*** Raw data

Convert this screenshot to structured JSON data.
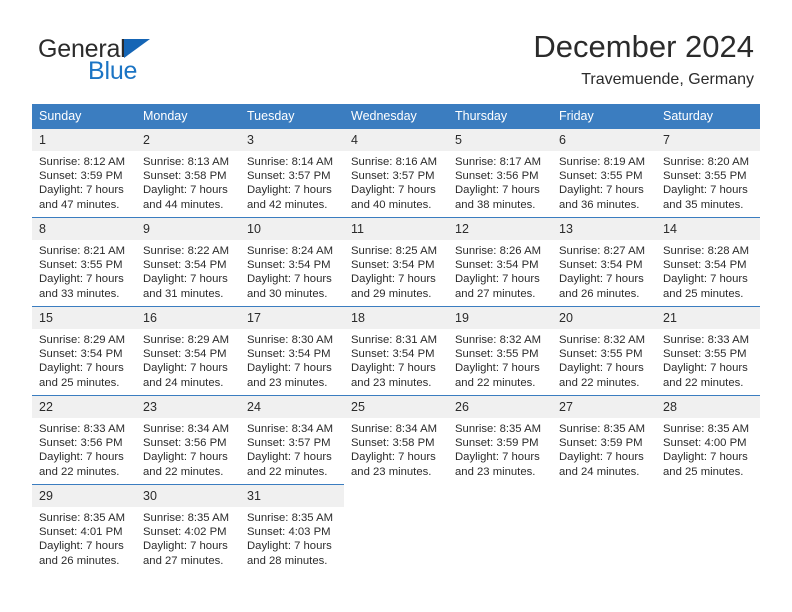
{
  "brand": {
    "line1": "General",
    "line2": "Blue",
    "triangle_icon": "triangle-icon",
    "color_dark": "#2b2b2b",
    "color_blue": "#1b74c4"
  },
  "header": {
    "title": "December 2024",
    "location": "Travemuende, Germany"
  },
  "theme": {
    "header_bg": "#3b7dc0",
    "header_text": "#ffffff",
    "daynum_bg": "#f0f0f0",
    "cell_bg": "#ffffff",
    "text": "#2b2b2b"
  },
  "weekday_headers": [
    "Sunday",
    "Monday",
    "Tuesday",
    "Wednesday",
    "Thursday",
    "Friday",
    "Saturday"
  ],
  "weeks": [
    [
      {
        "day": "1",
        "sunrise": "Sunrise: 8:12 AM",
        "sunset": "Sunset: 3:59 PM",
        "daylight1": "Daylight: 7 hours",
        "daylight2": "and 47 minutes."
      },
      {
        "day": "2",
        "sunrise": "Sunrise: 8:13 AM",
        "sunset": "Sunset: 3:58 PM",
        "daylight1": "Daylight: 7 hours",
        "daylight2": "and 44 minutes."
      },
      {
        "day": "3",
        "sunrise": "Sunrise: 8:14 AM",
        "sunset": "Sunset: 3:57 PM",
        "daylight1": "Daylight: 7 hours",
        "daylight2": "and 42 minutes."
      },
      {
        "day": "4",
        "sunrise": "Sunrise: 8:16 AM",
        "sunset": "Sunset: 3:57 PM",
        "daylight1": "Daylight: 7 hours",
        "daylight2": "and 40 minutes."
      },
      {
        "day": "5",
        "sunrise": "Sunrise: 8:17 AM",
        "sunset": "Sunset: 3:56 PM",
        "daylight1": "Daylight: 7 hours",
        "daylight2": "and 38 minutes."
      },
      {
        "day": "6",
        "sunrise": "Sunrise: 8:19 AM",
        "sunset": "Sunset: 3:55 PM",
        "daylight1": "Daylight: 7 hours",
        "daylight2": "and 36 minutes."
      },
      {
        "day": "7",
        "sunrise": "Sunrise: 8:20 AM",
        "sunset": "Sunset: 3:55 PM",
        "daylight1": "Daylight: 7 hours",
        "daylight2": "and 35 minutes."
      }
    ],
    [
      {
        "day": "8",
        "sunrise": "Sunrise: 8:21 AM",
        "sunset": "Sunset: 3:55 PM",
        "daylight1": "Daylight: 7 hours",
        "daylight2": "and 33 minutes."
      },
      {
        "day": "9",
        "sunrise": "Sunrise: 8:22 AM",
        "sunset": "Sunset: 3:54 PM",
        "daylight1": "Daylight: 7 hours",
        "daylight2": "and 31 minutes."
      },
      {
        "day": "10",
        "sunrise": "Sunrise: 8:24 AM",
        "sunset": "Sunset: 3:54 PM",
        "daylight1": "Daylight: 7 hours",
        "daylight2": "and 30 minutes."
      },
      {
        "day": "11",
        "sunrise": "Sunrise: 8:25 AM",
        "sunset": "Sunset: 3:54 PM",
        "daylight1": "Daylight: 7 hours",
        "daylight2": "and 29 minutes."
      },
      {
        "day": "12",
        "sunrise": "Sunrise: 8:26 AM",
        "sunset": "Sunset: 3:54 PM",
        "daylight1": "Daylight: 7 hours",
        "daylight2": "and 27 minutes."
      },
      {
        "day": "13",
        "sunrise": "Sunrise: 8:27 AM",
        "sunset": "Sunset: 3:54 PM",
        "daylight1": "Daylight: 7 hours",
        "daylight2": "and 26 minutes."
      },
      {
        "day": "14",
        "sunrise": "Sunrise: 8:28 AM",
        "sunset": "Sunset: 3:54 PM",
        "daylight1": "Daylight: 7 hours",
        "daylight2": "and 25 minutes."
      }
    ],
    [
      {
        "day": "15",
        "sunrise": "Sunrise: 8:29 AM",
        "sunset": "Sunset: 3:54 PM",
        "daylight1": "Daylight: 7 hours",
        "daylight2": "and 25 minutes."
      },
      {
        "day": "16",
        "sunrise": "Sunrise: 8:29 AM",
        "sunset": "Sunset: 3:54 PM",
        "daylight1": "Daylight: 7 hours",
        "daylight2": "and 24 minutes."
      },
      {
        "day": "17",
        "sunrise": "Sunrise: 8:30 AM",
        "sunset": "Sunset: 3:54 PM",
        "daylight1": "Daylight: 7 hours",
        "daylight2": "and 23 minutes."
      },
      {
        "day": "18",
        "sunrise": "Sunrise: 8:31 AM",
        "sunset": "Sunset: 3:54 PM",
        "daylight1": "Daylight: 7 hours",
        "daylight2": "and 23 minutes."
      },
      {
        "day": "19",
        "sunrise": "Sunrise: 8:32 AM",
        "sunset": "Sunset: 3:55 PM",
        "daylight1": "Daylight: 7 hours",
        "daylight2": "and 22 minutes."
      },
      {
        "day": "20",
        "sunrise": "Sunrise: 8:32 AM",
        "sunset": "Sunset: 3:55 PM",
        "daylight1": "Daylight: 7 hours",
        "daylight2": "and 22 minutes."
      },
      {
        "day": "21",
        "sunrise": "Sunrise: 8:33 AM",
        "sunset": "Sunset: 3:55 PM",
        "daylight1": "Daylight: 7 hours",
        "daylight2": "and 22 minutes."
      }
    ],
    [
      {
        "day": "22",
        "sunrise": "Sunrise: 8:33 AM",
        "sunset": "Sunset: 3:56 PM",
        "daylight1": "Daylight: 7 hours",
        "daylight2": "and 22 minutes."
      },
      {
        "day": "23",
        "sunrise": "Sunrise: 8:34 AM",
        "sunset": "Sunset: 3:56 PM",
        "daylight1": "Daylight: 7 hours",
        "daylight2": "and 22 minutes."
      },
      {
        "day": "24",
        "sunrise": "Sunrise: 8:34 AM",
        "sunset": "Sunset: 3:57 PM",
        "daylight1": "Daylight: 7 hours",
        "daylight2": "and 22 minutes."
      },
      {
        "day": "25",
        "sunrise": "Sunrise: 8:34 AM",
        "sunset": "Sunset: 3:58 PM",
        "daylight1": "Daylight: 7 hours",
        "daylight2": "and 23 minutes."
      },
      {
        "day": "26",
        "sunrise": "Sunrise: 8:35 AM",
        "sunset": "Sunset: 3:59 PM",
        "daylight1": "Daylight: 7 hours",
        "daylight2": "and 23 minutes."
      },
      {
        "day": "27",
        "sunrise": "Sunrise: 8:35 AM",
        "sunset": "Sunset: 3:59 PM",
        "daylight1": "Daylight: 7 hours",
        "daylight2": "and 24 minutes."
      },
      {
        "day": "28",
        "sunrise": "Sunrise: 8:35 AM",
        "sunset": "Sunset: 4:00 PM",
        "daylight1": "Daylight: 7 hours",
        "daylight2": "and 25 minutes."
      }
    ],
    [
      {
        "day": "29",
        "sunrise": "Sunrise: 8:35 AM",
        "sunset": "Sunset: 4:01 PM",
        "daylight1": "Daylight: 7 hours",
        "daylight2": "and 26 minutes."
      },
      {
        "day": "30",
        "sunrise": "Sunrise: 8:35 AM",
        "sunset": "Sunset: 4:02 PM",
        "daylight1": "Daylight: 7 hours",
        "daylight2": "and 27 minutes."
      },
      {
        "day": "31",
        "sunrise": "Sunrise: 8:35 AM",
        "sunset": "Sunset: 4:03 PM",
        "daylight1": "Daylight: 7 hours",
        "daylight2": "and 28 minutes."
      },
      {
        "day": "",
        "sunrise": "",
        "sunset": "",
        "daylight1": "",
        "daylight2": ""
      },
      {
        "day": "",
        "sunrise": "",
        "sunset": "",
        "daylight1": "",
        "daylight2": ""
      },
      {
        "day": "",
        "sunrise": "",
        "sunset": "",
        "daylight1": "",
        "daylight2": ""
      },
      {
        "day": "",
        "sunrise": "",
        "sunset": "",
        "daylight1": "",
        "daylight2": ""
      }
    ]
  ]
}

******

• [Required task]:
Can you retype every record above exactly, leaving out the pictures?

• [Result of this exercise]:
Convert this screenshot to structured JSON data.
{
  "brand": {
    "line1": "General",
    "line2": "Blue",
    "triangle_icon": "triangle-icon",
    "color_dark": "#2b2b2b",
    "color_blue": "#1b74c4"
  },
  "header": {
    "title": "December 2024",
    "location": "Travemuende, Germany"
  },
  "theme": {
    "header_bg": "#3b7dc0",
    "header_text": "#ffffff",
    "daynum_bg": "#f0f0f0",
    "cell_bg": "#ffffff",
    "text": "#2b2b2b"
  },
  "weekday_headers": [
    "Sunday",
    "Monday",
    "Tuesday",
    "Wednesday",
    "Thursday",
    "Friday",
    "Saturday"
  ],
  "weeks": [
    [
      {
        "day": "1",
        "sunrise": "Sunrise: 8:12 AM",
        "sunset": "Sunset: 3:59 PM",
        "daylight1": "Daylight: 7 hours",
        "daylight2": "and 47 minutes."
      },
      {
        "day": "2",
        "sunrise": "Sunrise: 8:13 AM",
        "sunset": "Sunset: 3:58 PM",
        "daylight1": "Daylight: 7 hours",
        "daylight2": "and 44 minutes."
      },
      {
        "day": "3",
        "sunrise": "Sunrise: 8:14 AM",
        "sunset": "Sunset: 3:57 PM",
        "daylight1": "Daylight: 7 hours",
        "daylight2": "and 42 minutes."
      },
      {
        "day": "4",
        "sunrise": "Sunrise: 8:16 AM",
        "sunset": "Sunset: 3:57 PM",
        "daylight1": "Daylight: 7 hours",
        "daylight2": "and 40 minutes."
      },
      {
        "day": "5",
        "sunrise": "Sunrise: 8:17 AM",
        "sunset": "Sunset: 3:56 PM",
        "daylight1": "Daylight: 7 hours",
        "daylight2": "and 38 minutes."
      },
      {
        "day": "6",
        "sunrise": "Sunrise: 8:19 AM",
        "sunset": "Sunset: 3:55 PM",
        "daylight1": "Daylight: 7 hours",
        "daylight2": "and 36 minutes."
      },
      {
        "day": "7",
        "sunrise": "Sunrise: 8:20 AM",
        "sunset": "Sunset: 3:55 PM",
        "daylight1": "Daylight: 7 hours",
        "daylight2": "and 35 minutes."
      }
    ],
    [
      {
        "day": "8",
        "sunrise": "Sunrise: 8:21 AM",
        "sunset": "Sunset: 3:55 PM",
        "daylight1": "Daylight: 7 hours",
        "daylight2": "and 33 minutes."
      },
      {
        "day": "9",
        "sunrise": "Sunrise: 8:22 AM",
        "sunset": "Sunset: 3:54 PM",
        "daylight1": "Daylight: 7 hours",
        "daylight2": "and 31 minutes."
      },
      {
        "day": "10",
        "sunrise": "Sunrise: 8:24 AM",
        "sunset": "Sunset: 3:54 PM",
        "daylight1": "Daylight: 7 hours",
        "daylight2": "and 30 minutes."
      },
      {
        "day": "11",
        "sunrise": "Sunrise: 8:25 AM",
        "sunset": "Sunset: 3:54 PM",
        "daylight1": "Daylight: 7 hours",
        "daylight2": "and 29 minutes."
      },
      {
        "day": "12",
        "sunrise": "Sunrise: 8:26 AM",
        "sunset": "Sunset: 3:54 PM",
        "daylight1": "Daylight: 7 hours",
        "daylight2": "and 27 minutes."
      },
      {
        "day": "13",
        "sunrise": "Sunrise: 8:27 AM",
        "sunset": "Sunset: 3:54 PM",
        "daylight1": "Daylight: 7 hours",
        "daylight2": "and 26 minutes."
      },
      {
        "day": "14",
        "sunrise": "Sunrise: 8:28 AM",
        "sunset": "Sunset: 3:54 PM",
        "daylight1": "Daylight: 7 hours",
        "daylight2": "and 25 minutes."
      }
    ],
    [
      {
        "day": "15",
        "sunrise": "Sunrise: 8:29 AM",
        "sunset": "Sunset: 3:54 PM",
        "daylight1": "Daylight: 7 hours",
        "daylight2": "and 25 minutes."
      },
      {
        "day": "16",
        "sunrise": "Sunrise: 8:29 AM",
        "sunset": "Sunset: 3:54 PM",
        "daylight1": "Daylight: 7 hours",
        "daylight2": "and 24 minutes."
      },
      {
        "day": "17",
        "sunrise": "Sunrise: 8:30 AM",
        "sunset": "Sunset: 3:54 PM",
        "daylight1": "Daylight: 7 hours",
        "daylight2": "and 23 minutes."
      },
      {
        "day": "18",
        "sunrise": "Sunrise: 8:31 AM",
        "sunset": "Sunset: 3:54 PM",
        "daylight1": "Daylight: 7 hours",
        "daylight2": "and 23 minutes."
      },
      {
        "day": "19",
        "sunrise": "Sunrise: 8:32 AM",
        "sunset": "Sunset: 3:55 PM",
        "daylight1": "Daylight: 7 hours",
        "daylight2": "and 22 minutes."
      },
      {
        "day": "20",
        "sunrise": "Sunrise: 8:32 AM",
        "sunset": "Sunset: 3:55 PM",
        "daylight1": "Daylight: 7 hours",
        "daylight2": "and 22 minutes."
      },
      {
        "day": "21",
        "sunrise": "Sunrise: 8:33 AM",
        "sunset": "Sunset: 3:55 PM",
        "daylight1": "Daylight: 7 hours",
        "daylight2": "and 22 minutes."
      }
    ],
    [
      {
        "day": "22",
        "sunrise": "Sunrise: 8:33 AM",
        "sunset": "Sunset: 3:56 PM",
        "daylight1": "Daylight: 7 hours",
        "daylight2": "and 22 minutes."
      },
      {
        "day": "23",
        "sunrise": "Sunrise: 8:34 AM",
        "sunset": "Sunset: 3:56 PM",
        "daylight1": "Daylight: 7 hours",
        "daylight2": "and 22 minutes."
      },
      {
        "day": "24",
        "sunrise": "Sunrise: 8:34 AM",
        "sunset": "Sunset: 3:57 PM",
        "daylight1": "Daylight: 7 hours",
        "daylight2": "and 22 minutes."
      },
      {
        "day": "25",
        "sunrise": "Sunrise: 8:34 AM",
        "sunset": "Sunset: 3:58 PM",
        "daylight1": "Daylight: 7 hours",
        "daylight2": "and 23 minutes."
      },
      {
        "day": "26",
        "sunrise": "Sunrise: 8:35 AM",
        "sunset": "Sunset: 3:59 PM",
        "daylight1": "Daylight: 7 hours",
        "daylight2": "and 23 minutes."
      },
      {
        "day": "27",
        "sunrise": "Sunrise: 8:35 AM",
        "sunset": "Sunset: 3:59 PM",
        "daylight1": "Daylight: 7 hours",
        "daylight2": "and 24 minutes."
      },
      {
        "day": "28",
        "sunrise": "Sunrise: 8:35 AM",
        "sunset": "Sunset: 4:00 PM",
        "daylight1": "Daylight: 7 hours",
        "daylight2": "and 25 minutes."
      }
    ],
    [
      {
        "day": "29",
        "sunrise": "Sunrise: 8:35 AM",
        "sunset": "Sunset: 4:01 PM",
        "daylight1": "Daylight: 7 hours",
        "daylight2": "and 26 minutes."
      },
      {
        "day": "30",
        "sunrise": "Sunrise: 8:35 AM",
        "sunset": "Sunset: 4:02 PM",
        "daylight1": "Daylight: 7 hours",
        "daylight2": "and 27 minutes."
      },
      {
        "day": "31",
        "sunrise": "Sunrise: 8:35 AM",
        "sunset": "Sunset: 4:03 PM",
        "daylight1": "Daylight: 7 hours",
        "daylight2": "and 28 minutes."
      },
      {
        "day": "",
        "sunrise": "",
        "sunset": "",
        "daylight1": "",
        "daylight2": ""
      },
      {
        "day": "",
        "sunrise": "",
        "sunset": "",
        "daylight1": "",
        "daylight2": ""
      },
      {
        "day": "",
        "sunrise": "",
        "sunset": "",
        "daylight1": "",
        "daylight2": ""
      },
      {
        "day": "",
        "sunrise": "",
        "sunset": "",
        "daylight1": "",
        "daylight2": ""
      }
    ]
  ]
}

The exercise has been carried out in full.